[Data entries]
§ §

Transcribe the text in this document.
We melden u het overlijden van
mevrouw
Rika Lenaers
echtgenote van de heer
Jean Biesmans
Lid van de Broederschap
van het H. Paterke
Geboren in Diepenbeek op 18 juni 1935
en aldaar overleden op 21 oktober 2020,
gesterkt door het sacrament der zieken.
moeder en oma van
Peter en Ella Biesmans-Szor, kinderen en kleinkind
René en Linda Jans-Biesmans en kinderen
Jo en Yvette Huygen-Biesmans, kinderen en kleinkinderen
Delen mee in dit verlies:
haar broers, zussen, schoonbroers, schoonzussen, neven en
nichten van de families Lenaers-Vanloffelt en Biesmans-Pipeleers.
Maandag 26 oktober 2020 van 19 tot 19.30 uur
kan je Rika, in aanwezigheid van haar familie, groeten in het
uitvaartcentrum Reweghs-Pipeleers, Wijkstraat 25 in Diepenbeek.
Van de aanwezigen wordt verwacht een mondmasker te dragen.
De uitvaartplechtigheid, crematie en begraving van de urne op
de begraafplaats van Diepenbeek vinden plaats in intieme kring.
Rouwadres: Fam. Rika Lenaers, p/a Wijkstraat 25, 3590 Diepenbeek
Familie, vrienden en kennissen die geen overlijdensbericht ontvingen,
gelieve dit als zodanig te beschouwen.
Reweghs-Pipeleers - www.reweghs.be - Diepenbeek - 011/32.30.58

§ §

Work instructions: Across the entries above, how many lines contain "Wijkstraat"? Provide only the count.

Output for this exercise: 2